Short exercise 1
Answer these questions from the Tehachapi Symphony article:
(a) In what city and year did Beethoven premiere two symphonies at a four-hour concert?
(b) At what venue did the orchestra's Nov. 1 concert take place?
(c) Which Beethoven work did Mischa Lefkowitz perform with the orchestra?
Short exercise 2
Repeat word for word the passage of the Tehachapi Symphony article that runs from "Guest artist Mischa" up to and including "company of musicians.".

Excerpt
════════════════════
Tehachapi Symphony Orchestra celebrates Beethoven 'middle period'

The Forde Files No 108

 

NIck Smirnoff, NPPA

Guest artist Mischa Lefkowitz performs Beethoven's Violin Concerto in D Major, Op. 61 with the Tehachapi Symphony Orchestra, Nov. 1

When Ludwig Van Beethoven premiered two symphonies and other works at a four-hour concert at Vienna in 1808, the musicians grumbled for lack of rehearsal time and one critic described the event as "a cart rolling down the hill with no horse."

At Tehachapi Symphony Orchestra's Nov. 1 concert at Country Oaks Baptist Church, which featured one of the symphonies performed that night in Vienna as well as the artistry of guest violinist Mischa Lefkowitz, there was no grumbling and no runaway cart. There was robust Beethoven "middle period" music executed by a full, rounded, exuberant company of musicians.
════════════════════
Records supplied
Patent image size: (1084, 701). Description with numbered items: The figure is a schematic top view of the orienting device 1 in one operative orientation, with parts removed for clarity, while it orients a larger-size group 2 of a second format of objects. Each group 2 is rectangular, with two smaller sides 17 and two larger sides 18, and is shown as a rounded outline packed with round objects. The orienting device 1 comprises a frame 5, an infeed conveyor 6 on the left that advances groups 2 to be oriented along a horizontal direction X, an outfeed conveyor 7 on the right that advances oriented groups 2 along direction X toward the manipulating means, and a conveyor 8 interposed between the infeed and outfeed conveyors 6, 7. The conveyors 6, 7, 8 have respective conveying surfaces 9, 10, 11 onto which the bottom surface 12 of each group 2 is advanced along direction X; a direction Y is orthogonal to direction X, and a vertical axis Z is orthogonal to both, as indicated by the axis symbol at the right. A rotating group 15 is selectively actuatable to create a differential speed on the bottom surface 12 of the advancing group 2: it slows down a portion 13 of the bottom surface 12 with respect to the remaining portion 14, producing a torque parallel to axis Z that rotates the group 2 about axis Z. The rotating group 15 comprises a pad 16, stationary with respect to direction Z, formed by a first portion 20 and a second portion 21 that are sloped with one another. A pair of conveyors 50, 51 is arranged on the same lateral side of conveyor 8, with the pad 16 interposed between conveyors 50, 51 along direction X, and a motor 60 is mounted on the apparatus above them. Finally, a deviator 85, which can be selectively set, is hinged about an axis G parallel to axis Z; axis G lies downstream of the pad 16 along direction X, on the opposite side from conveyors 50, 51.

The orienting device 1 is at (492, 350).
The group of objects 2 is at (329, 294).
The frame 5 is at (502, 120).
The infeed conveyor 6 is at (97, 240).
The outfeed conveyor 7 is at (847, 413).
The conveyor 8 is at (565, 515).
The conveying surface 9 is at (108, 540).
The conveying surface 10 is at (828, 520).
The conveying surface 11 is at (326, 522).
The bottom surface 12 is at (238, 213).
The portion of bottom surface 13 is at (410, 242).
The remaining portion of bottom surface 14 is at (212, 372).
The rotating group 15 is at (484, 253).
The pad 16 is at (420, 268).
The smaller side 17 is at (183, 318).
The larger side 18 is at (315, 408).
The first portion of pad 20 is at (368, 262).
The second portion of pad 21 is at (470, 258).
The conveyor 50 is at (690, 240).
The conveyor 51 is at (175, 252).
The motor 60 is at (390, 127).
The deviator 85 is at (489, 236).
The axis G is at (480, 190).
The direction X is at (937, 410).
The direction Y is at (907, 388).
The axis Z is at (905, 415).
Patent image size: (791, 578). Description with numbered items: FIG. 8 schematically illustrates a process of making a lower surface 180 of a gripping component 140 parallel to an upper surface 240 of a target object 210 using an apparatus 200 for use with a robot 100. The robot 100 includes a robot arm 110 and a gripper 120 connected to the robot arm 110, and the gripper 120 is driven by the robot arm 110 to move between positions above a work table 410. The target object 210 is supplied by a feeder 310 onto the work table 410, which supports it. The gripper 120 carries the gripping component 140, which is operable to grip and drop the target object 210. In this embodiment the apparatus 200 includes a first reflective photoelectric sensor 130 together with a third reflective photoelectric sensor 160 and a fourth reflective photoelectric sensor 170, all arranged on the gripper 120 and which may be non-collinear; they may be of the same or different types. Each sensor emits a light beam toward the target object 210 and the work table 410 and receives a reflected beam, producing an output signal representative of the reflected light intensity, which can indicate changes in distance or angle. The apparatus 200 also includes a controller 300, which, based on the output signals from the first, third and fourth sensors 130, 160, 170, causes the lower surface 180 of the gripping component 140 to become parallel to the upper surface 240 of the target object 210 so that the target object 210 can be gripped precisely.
════════════════════
Full output 1
(a) Vienna, in 1808.
(b) Country Oaks Baptist Church.
(c) Beethoven's Violin Concerto in D Major, Op. 61.

Full output 2
Guest artist Mischa Lefkowitz performs Beethoven's Violin Concerto in D Major, Op. 61 with the Tehachapi Symphony Orchestra, Nov. 1

When Ludwig Van Beethoven premiered two symphonies and other works at a four-hour concert at Vienna in 1808, the musicians grumbled for lack of rehearsal time and one critic described the event as "a cart rolling down the hill with no horse."

At Tehachapi Symphony Orchestra's Nov. 1 concert at Country Oaks Baptist Church, which featured one of the symphonies performed that night in Vienna as well as the artistry of guest violinist Mischa Lefkowitz, there was no grumbling and no runaway cart. There was robust Beethoven "middle period" music executed by a full, rounded, exuberant company of musicians.